→ What you will do:
Below are some records: retype them all exactly, but not the pictures.

....................

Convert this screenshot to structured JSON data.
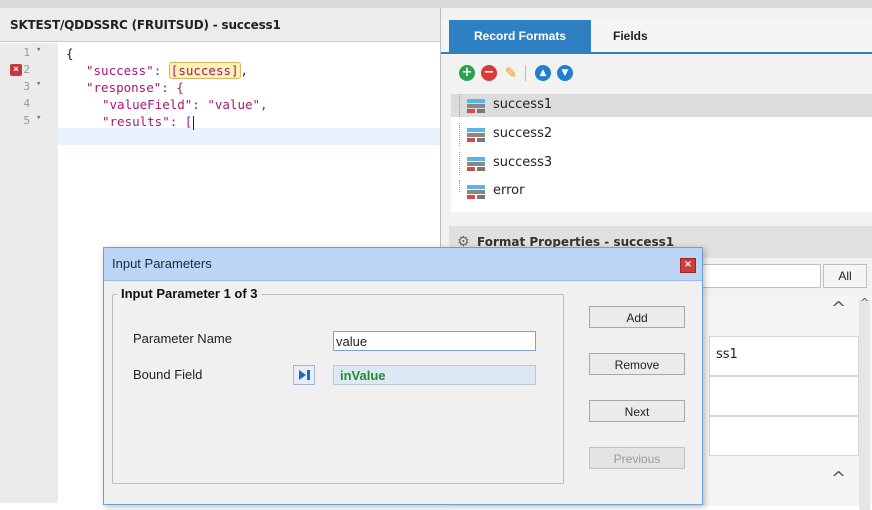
{
  "editor": {
    "title": "SKTEST/QDDSSRC (FRUITSUD) - success1",
    "lines": [
      {
        "num": "1",
        "fold": "▾",
        "error": false
      },
      {
        "num": "2",
        "fold": "",
        "error": true
      },
      {
        "num": "3",
        "fold": "▾",
        "error": false
      },
      {
        "num": "4",
        "fold": "",
        "error": false
      },
      {
        "num": "5",
        "fold": "▾",
        "error": false
      }
    ],
    "code": {
      "l1": "{",
      "l2_key": "\"success\": ",
      "l2_badge": "[success]",
      "l2_tail": ",",
      "l3_key": "\"response\": {",
      "l4_key": "\"valueField\": ",
      "l4_val": "\"value\",",
      "l5_key": "\"results\": ["
    }
  },
  "right": {
    "tabs": [
      "Record Formats",
      "Fields"
    ],
    "toolbar_icons": [
      "add-icon",
      "remove-icon",
      "edit-pencil-icon",
      "move-up-icon",
      "move-down-icon"
    ],
    "record_formats": [
      "success1",
      "success2",
      "success3",
      "error"
    ],
    "selected": "success1",
    "format_properties_title": "Format Properties - success1",
    "all_button": "All",
    "prop_value_partial": "ss1"
  },
  "dialog": {
    "title": "Input Parameters",
    "group_title": "Input Parameter 1 of 3",
    "parameter_name_label": "Parameter Name",
    "parameter_name_value": "value",
    "bound_field_label": "Bound Field",
    "bound_field_value": "inValue",
    "buttons": {
      "add": "Add",
      "remove": "Remove",
      "next": "Next",
      "previous": "Previous"
    }
  },
  "colors": {
    "accent": "#2f7fc3",
    "string": "#a8167a",
    "bound_field_text": "#2a8a2a",
    "error": "#c9363d"
  }
}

....................

→ Exercise response:
Convert this screenshot to structured JSON data.
{
  "editor": {
    "title": "SKTEST/QDDSSRC (FRUITSUD) - success1",
    "lines": [
      {
        "num": "1",
        "fold": "▾",
        "error": false
      },
      {
        "num": "2",
        "fold": "",
        "error": true
      },
      {
        "num": "3",
        "fold": "▾",
        "error": false
      },
      {
        "num": "4",
        "fold": "",
        "error": false
      },
      {
        "num": "5",
        "fold": "▾",
        "error": false
      }
    ],
    "code": {
      "l1": "{",
      "l2_key": "\"success\": ",
      "l2_badge": "[success]",
      "l2_tail": ",",
      "l3_key": "\"response\": {",
      "l4_key": "\"valueField\": ",
      "l4_val": "\"value\",",
      "l5_key": "\"results\": ["
    }
  },
  "right": {
    "tabs": [
      "Record Formats",
      "Fields"
    ],
    "toolbar_icons": [
      "add-icon",
      "remove-icon",
      "edit-pencil-icon",
      "move-up-icon",
      "move-down-icon"
    ],
    "record_formats": [
      "success1",
      "success2",
      "success3",
      "error"
    ],
    "selected": "success1",
    "format_properties_title": "Format Properties - success1",
    "all_button": "All",
    "prop_value_partial": "ss1"
  },
  "dialog": {
    "title": "Input Parameters",
    "group_title": "Input Parameter 1 of 3",
    "parameter_name_label": "Parameter Name",
    "parameter_name_value": "value",
    "bound_field_label": "Bound Field",
    "bound_field_value": "inValue",
    "buttons": {
      "add": "Add",
      "remove": "Remove",
      "next": "Next",
      "previous": "Previous"
    }
  },
  "colors": {
    "accent": "#2f7fc3",
    "string": "#a8167a",
    "bound_field_text": "#2a8a2a",
    "error": "#c9363d"
  }
}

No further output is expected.